*Required task*. Set down the material below in full, matching it exactly.

*Records for this task*.
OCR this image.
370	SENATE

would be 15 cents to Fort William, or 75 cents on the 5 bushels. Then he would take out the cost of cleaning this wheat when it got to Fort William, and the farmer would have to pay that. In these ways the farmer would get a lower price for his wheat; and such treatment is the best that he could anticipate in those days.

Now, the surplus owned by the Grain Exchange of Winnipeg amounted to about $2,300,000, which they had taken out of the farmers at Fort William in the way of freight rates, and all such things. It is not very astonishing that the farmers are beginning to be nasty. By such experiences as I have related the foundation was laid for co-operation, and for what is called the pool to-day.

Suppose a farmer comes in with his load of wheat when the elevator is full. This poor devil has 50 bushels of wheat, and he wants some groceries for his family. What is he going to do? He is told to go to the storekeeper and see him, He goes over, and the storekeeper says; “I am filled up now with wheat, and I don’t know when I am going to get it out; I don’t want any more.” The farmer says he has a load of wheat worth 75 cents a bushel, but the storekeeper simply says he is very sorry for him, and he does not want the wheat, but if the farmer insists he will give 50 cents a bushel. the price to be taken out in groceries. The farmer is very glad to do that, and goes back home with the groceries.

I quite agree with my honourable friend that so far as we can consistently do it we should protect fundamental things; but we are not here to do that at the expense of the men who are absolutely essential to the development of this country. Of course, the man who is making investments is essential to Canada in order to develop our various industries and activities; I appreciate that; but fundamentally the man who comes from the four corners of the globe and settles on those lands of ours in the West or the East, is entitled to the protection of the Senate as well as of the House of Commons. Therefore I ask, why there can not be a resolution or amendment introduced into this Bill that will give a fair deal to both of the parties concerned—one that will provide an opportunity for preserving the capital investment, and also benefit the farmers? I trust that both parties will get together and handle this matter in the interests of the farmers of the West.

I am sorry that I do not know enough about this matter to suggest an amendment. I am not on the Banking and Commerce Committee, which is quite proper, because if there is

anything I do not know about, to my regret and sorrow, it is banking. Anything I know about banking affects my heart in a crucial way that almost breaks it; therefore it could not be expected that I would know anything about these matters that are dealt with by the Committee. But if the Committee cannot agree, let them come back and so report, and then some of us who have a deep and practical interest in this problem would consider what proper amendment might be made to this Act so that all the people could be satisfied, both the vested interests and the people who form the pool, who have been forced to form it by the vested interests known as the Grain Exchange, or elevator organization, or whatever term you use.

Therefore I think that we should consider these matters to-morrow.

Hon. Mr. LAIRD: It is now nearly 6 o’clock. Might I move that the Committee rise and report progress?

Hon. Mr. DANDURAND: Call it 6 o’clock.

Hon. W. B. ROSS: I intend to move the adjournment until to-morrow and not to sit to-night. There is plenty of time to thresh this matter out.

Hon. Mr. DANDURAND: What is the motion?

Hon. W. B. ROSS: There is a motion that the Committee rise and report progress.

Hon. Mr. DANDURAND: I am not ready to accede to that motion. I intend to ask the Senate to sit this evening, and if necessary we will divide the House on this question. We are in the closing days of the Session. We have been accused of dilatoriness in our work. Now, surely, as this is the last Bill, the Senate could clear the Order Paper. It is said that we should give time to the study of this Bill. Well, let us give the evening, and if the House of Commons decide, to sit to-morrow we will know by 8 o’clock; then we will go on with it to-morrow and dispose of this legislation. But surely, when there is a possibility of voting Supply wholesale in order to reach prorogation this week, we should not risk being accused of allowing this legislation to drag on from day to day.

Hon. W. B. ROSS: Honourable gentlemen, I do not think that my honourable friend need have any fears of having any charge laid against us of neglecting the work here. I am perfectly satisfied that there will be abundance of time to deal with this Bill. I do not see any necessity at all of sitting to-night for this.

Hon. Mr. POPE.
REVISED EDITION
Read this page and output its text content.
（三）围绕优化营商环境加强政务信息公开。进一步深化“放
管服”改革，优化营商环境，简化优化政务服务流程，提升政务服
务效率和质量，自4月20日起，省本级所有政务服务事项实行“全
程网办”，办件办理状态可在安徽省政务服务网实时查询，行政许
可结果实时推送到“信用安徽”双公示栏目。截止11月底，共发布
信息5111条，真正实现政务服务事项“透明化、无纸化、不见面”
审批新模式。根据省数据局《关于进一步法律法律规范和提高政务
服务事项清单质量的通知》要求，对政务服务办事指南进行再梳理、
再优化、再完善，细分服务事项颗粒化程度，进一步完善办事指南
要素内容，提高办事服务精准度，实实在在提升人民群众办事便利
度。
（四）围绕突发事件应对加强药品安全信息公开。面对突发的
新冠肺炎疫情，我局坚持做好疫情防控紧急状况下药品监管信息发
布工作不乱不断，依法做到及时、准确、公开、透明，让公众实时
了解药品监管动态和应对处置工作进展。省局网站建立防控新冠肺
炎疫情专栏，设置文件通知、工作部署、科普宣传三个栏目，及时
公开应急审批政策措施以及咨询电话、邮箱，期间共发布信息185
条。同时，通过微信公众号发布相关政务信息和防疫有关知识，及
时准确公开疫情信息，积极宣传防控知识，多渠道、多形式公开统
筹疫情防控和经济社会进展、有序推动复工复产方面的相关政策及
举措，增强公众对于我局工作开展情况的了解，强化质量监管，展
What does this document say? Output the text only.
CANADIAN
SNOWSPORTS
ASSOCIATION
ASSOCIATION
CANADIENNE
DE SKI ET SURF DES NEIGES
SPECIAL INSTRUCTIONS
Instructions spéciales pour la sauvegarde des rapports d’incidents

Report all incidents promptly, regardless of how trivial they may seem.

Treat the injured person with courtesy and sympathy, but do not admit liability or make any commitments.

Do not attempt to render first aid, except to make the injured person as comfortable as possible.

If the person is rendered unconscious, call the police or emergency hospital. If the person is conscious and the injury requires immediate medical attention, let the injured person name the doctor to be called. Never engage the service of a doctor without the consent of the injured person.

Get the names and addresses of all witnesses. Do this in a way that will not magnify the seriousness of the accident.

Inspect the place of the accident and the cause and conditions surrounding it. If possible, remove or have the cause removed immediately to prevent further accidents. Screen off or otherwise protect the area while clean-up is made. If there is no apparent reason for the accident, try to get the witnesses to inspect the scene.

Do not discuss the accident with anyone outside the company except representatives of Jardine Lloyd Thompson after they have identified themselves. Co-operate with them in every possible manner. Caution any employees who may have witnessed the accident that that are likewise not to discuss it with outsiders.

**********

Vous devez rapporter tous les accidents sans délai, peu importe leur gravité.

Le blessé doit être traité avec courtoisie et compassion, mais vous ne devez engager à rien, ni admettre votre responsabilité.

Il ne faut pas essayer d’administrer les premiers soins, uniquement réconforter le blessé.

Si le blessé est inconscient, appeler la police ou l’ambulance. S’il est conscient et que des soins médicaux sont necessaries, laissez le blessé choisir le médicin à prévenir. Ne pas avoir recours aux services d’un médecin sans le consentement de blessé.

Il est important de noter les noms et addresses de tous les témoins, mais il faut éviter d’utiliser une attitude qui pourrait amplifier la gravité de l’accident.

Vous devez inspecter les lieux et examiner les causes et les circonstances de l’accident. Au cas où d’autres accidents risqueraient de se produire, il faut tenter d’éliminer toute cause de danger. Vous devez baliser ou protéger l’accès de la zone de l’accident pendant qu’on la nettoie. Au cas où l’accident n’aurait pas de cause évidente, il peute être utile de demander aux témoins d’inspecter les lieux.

*Output of the task*.
OCR this image.
370	SENATE

would be 15 cents to Fort William, or 75 cents on the 5 bushels. Then he would take out the cost of cleaning this wheat when it got to Fort William, and the farmer would have to pay that. In these ways the farmer would get a lower price for his wheat; and such treatment is the best that he could anticipate in those days.

Now, the surplus owned by the Grain Exchange of Winnipeg amounted to about $2,300,000, which they had taken out of the farmers at Fort William in the way of freight rates, and all such things. It is not very astonishing that the farmers are beginning to be nasty. By such experiences as I have related the foundation was laid for co-operation, and for what is called the pool to-day.

Suppose a farmer comes in with his load of wheat when the elevator is full. This poor devil has 50 bushels of wheat, and he wants some groceries for his family. What is he going to do? He is told to go to the storekeeper and see him, He goes over, and the storekeeper says; “I am filled up now with wheat, and I don’t know when I am going to get it out; I don’t want any more.” The farmer says he has a load of wheat worth 75 cents a bushel, but the storekeeper simply says he is very sorry for him, and he does not want the wheat, but if the farmer insists he will give 50 cents a bushel. the price to be taken out in groceries. The farmer is very glad to do that, and goes back home with the groceries.

I quite agree with my honourable friend that so far as we can consistently do it we should protect fundamental things; but we are not here to do that at the expense of the men who are absolutely essential to the development of this country. Of course, the man who is making investments is essential to Canada in order to develop our various industries and activities; I appreciate that; but fundamentally the man who comes from the four corners of the globe and settles on those lands of ours in the West or the East, is entitled to the protection of the Senate as well as of the House of Commons. Therefore I ask, why there can not be a resolution or amendment introduced into this Bill that will give a fair deal to both of the parties concerned—one that will provide an opportunity for preserving the capital investment, and also benefit the farmers? I trust that both parties will get together and handle this matter in the interests of the farmers of the West.

I am sorry that I do not know enough about this matter to suggest an amendment. I am not on the Banking and Commerce Committee, which is quite proper, because if there is

anything I do not know about, to my regret and sorrow, it is banking. Anything I know about banking affects my heart in a crucial way that almost breaks it; therefore it could not be expected that I would know anything about these matters that are dealt with by the Committee. But if the Committee cannot agree, let them come back and so report, and then some of us who have a deep and practical interest in this problem would consider what proper amendment might be made to this Act so that all the people could be satisfied, both the vested interests and the people who form the pool, who have been forced to form it by the vested interests known as the Grain Exchange, or elevator organization, or whatever term you use.

Therefore I think that we should consider these matters to-morrow.

Hon. Mr. LAIRD: It is now nearly 6 o’clock. Might I move that the Committee rise and report progress?

Hon. Mr. DANDURAND: Call it 6 o’clock.

Hon. W. B. ROSS: I intend to move the adjournment until to-morrow and not to sit to-night. There is plenty of time to thresh this matter out.

Hon. Mr. DANDURAND: What is the motion?

Hon. W. B. ROSS: There is a motion that the Committee rise and report progress.

Hon. Mr. DANDURAND: I am not ready to accede to that motion. I intend to ask the Senate to sit this evening, and if necessary we will divide the House on this question. We are in the closing days of the Session. We have been accused of dilatoriness in our work. Now, surely, as this is the last Bill, the Senate could clear the Order Paper. It is said that we should give time to the study of this Bill. Well, let us give the evening, and if the House of Commons decide, to sit to-morrow we will know by 8 o’clock; then we will go on with it to-morrow and dispose of this legislation. But surely, when there is a possibility of voting Supply wholesale in order to reach prorogation this week, we should not risk being accused of allowing this legislation to drag on from day to day.

Hon. W. B. ROSS: Honourable gentlemen, I do not think that my honourable friend need have any fears of having any charge laid against us of neglecting the work here. I am perfectly satisfied that there will be abundance of time to deal with this Bill. I do not see any necessity at all of sitting to-night for this.

Hon. Mr. POPE.
REVISED EDITION
Read this page and output its text content.
（三）围绕优化营商环境加强政务信息公开。进一步深化“放
管服”改革，优化营商环境，简化优化政务服务流程，提升政务服
务效率和质量，自4月20日起，省本级所有政务服务事项实行“全
程网办”，办件办理状态可在安徽省政务服务网实时查询，行政许
可结果实时推送到“信用安徽”双公示栏目。截止11月底，共发布
信息5111条，真正实现政务服务事项“透明化、无纸化、不见面”
审批新模式。根据省数据局《关于进一步法律法律规范和提高政务
服务事项清单质量的通知》要求，对政务服务办事指南进行再梳理、
再优化、再完善，细分服务事项颗粒化程度，进一步完善办事指南
要素内容，提高办事服务精准度，实实在在提升人民群众办事便利
度。
（四）围绕突发事件应对加强药品安全信息公开。面对突发的
新冠肺炎疫情，我局坚持做好疫情防控紧急状况下药品监管信息发
布工作不乱不断，依法做到及时、准确、公开、透明，让公众实时
了解药品监管动态和应对处置工作进展。省局网站建立防控新冠肺
炎疫情专栏，设置文件通知、工作部署、科普宣传三个栏目，及时
公开应急审批政策措施以及咨询电话、邮箱，期间共发布信息185
条。同时，通过微信公众号发布相关政务信息和防疫有关知识，及
时准确公开疫情信息，积极宣传防控知识，多渠道、多形式公开统
筹疫情防控和经济社会进展、有序推动复工复产方面的相关政策及
举措，增强公众对于我局工作开展情况的了解，强化质量监管，展
What does this document say? Output the text only.
CANADIAN
SNOWSPORTS
ASSOCIATION
ASSOCIATION
CANADIENNE
DE SKI ET SURF DES NEIGES
SPECIAL INSTRUCTIONS
Instructions spéciales pour la sauvegarde des rapports d’incidents

Report all incidents promptly, regardless of how trivial they may seem.

Treat the injured person with courtesy and sympathy, but do not admit liability or make any commitments.

Do not attempt to render first aid, except to make the injured person as comfortable as possible.

If the person is rendered unconscious, call the police or emergency hospital. If the person is conscious and the injury requires immediate medical attention, let the injured person name the doctor to be called. Never engage the service of a doctor without the consent of the injured person.

Get the names and addresses of all witnesses. Do this in a way that will not magnify the seriousness of the accident.

Inspect the place of the accident and the cause and conditions surrounding it. If possible, remove or have the cause removed immediately to prevent further accidents. Screen off or otherwise protect the area while clean-up is made. If there is no apparent reason for the accident, try to get the witnesses to inspect the scene.

Do not discuss the accident with anyone outside the company except representatives of Jardine Lloyd Thompson after they have identified themselves. Co-operate with them in every possible manner. Caution any employees who may have witnessed the accident that that are likewise not to discuss it with outsiders.

**********

Vous devez rapporter tous les accidents sans délai, peu importe leur gravité.

Le blessé doit être traité avec courtoisie et compassion, mais vous ne devez engager à rien, ni admettre votre responsabilité.

Il ne faut pas essayer d’administrer les premiers soins, uniquement réconforter le blessé.

Si le blessé est inconscient, appeler la police ou l’ambulance. S’il est conscient et que des soins médicaux sont necessaries, laissez le blessé choisir le médicin à prévenir. Ne pas avoir recours aux services d’un médecin sans le consentement de blessé.

Il est important de noter les noms et addresses de tous les témoins, mais il faut éviter d’utiliser une attitude qui pourrait amplifier la gravité de l’accident.

Vous devez inspecter les lieux et examiner les causes et les circonstances de l’accident. Au cas où d’autres accidents risqueraient de se produire, il faut tenter d’éliminer toute cause de danger. Vous devez baliser ou protéger l’accès de la zone de l’accident pendant qu’on la nettoie. Au cas où l’accident n’aurait pas de cause évidente, il peute être utile de demander aux témoins d’inspecter les lieux.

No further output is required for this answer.